What to produce:
Restate the records in their entirety, word for word.

Provided data:
-- Begin --

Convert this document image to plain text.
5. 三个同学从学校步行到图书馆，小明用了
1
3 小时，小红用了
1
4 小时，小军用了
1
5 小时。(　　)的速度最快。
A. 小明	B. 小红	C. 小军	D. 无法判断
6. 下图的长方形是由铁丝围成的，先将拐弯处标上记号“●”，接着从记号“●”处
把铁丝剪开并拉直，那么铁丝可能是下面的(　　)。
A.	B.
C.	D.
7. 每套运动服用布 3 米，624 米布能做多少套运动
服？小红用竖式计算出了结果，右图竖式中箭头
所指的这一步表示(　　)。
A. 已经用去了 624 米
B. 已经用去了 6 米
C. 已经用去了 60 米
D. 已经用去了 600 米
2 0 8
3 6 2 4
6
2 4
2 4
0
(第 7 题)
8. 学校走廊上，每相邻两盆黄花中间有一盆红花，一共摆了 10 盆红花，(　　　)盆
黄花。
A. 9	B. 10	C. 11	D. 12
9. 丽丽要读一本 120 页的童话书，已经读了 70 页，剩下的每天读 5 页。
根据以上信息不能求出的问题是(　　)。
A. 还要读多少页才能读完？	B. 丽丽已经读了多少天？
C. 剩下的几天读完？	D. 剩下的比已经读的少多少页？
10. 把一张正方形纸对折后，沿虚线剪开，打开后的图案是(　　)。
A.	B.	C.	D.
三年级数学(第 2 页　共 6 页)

-- End --

Written solution:
Convert this document image to plain text.
5. 三个同学从学校步行到图书馆，小明用了
1
3 小时，小红用了
1
4 小时，小军用了
1
5 小时。(　　)的速度最快。
A. 小明	B. 小红	C. 小军	D. 无法判断
6. 下图的长方形是由铁丝围成的，先将拐弯处标上记号“●”，接着从记号“●”处
把铁丝剪开并拉直，那么铁丝可能是下面的(　　)。
A.	B.
C.	D.
7. 每套运动服用布 3 米，624 米布能做多少套运动
服？小红用竖式计算出了结果，右图竖式中箭头
所指的这一步表示(　　)。
A. 已经用去了 624 米
B. 已经用去了 6 米
C. 已经用去了 60 米
D. 已经用去了 600 米
2 0 8
3 6 2 4
6
2 4
2 4
0
(第 7 题)
8. 学校走廊上，每相邻两盆黄花中间有一盆红花，一共摆了 10 盆红花，(　　　)盆
黄花。
A. 9	B. 10	C. 11	D. 12
9. 丽丽要读一本 120 页的童话书，已经读了 70 页，剩下的每天读 5 页。
根据以上信息不能求出的问题是(　　)。
A. 还要读多少页才能读完？	B. 丽丽已经读了多少天？
C. 剩下的几天读完？	D. 剩下的比已经读的少多少页？
10. 把一张正方形纸对折后，沿虚线剪开，打开后的图案是(　　)。
A.	B.	C.	D.
三年级数学(第 2 页　共 6 页)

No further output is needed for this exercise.